Exercise directions: Repeat the whole listing exactly as written.

Data items:
————

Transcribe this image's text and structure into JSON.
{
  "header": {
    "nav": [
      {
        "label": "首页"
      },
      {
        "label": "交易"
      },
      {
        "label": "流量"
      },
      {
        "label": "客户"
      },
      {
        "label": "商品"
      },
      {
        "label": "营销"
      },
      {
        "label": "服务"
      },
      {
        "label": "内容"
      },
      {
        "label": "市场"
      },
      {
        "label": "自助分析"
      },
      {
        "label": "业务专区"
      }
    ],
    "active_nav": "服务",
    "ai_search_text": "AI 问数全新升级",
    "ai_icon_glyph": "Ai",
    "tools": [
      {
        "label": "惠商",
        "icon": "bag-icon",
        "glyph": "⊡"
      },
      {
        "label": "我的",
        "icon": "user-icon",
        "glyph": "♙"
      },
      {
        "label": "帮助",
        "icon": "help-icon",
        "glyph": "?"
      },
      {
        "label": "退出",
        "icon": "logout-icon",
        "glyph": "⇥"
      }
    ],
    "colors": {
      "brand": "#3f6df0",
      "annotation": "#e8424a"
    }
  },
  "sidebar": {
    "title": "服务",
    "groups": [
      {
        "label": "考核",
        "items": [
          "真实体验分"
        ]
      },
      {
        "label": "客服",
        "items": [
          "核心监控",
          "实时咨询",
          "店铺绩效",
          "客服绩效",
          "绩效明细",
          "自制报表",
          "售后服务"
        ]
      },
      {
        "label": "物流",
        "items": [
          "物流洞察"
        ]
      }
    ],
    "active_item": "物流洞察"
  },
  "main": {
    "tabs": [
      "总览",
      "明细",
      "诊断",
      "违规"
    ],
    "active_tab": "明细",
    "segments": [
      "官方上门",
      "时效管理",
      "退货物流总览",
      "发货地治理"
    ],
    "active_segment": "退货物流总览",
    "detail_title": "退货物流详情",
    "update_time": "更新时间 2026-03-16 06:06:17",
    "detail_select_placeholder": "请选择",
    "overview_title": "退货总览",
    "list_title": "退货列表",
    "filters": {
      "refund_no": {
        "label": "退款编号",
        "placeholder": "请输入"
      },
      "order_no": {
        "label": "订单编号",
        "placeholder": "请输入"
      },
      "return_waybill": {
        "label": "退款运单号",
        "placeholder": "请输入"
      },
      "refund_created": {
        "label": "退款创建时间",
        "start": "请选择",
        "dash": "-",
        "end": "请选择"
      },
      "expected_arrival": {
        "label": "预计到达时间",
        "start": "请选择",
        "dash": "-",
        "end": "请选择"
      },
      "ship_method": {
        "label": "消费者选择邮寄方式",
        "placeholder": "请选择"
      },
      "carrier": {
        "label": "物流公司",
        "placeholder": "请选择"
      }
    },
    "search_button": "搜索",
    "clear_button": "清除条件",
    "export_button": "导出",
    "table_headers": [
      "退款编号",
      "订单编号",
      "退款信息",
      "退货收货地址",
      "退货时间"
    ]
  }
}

————

Result of this exercise:
Transcribe this image's text and structure into JSON.
{
  "header": {
    "nav": [
      {
        "label": "首页"
      },
      {
        "label": "交易"
      },
      {
        "label": "流量"
      },
      {
        "label": "客户"
      },
      {
        "label": "商品"
      },
      {
        "label": "营销"
      },
      {
        "label": "服务"
      },
      {
        "label": "内容"
      },
      {
        "label": "市场"
      },
      {
        "label": "自助分析"
      },
      {
        "label": "业务专区"
      }
    ],
    "active_nav": "服务",
    "ai_search_text": "AI 问数全新升级",
    "ai_icon_glyph": "Ai",
    "tools": [
      {
        "label": "惠商",
        "icon": "bag-icon",
        "glyph": "⊡"
      },
      {
        "label": "我的",
        "icon": "user-icon",
        "glyph": "♙"
      },
      {
        "label": "帮助",
        "icon": "help-icon",
        "glyph": "?"
      },
      {
        "label": "退出",
        "icon": "logout-icon",
        "glyph": "⇥"
      }
    ],
    "colors": {
      "brand": "#3f6df0",
      "annotation": "#e8424a"
    }
  },
  "sidebar": {
    "title": "服务",
    "groups": [
      {
        "label": "考核",
        "items": [
          "真实体验分"
        ]
      },
      {
        "label": "客服",
        "items": [
          "核心监控",
          "实时咨询",
          "店铺绩效",
          "客服绩效",
          "绩效明细",
          "自制报表",
          "售后服务"
        ]
      },
      {
        "label": "物流",
        "items": [
          "物流洞察"
        ]
      }
    ],
    "active_item": "物流洞察"
  },
  "main": {
    "tabs": [
      "总览",
      "明细",
      "诊断",
      "违规"
    ],
    "active_tab": "明细",
    "segments": [
      "官方上门",
      "时效管理",
      "退货物流总览",
      "发货地治理"
    ],
    "active_segment": "退货物流总览",
    "detail_title": "退货物流详情",
    "update_time": "更新时间 2026-03-16 06:06:17",
    "detail_select_placeholder": "请选择",
    "overview_title": "退货总览",
    "list_title": "退货列表",
    "filters": {
      "refund_no": {
        "label": "退款编号",
        "placeholder": "请输入"
      },
      "order_no": {
        "label": "订单编号",
        "placeholder": "请输入"
      },
      "return_waybill": {
        "label": "退款运单号",
        "placeholder": "请输入"
      },
      "refund_created": {
        "label": "退款创建时间",
        "start": "请选择",
        "dash": "-",
        "end": "请选择"
      },
      "expected_arrival": {
        "label": "预计到达时间",
        "start": "请选择",
        "dash": "-",
        "end": "请选择"
      },
      "ship_method": {
        "label": "消费者选择邮寄方式",
        "placeholder": "请选择"
      },
      "carrier": {
        "label": "物流公司",
        "placeholder": "请选择"
      }
    },
    "search_button": "搜索",
    "clear_button": "清除条件",
    "export_button": "导出",
    "table_headers": [
      "退款编号",
      "订单编号",
      "退款信息",
      "退货收货地址",
      "退货时间"
    ]
  }
}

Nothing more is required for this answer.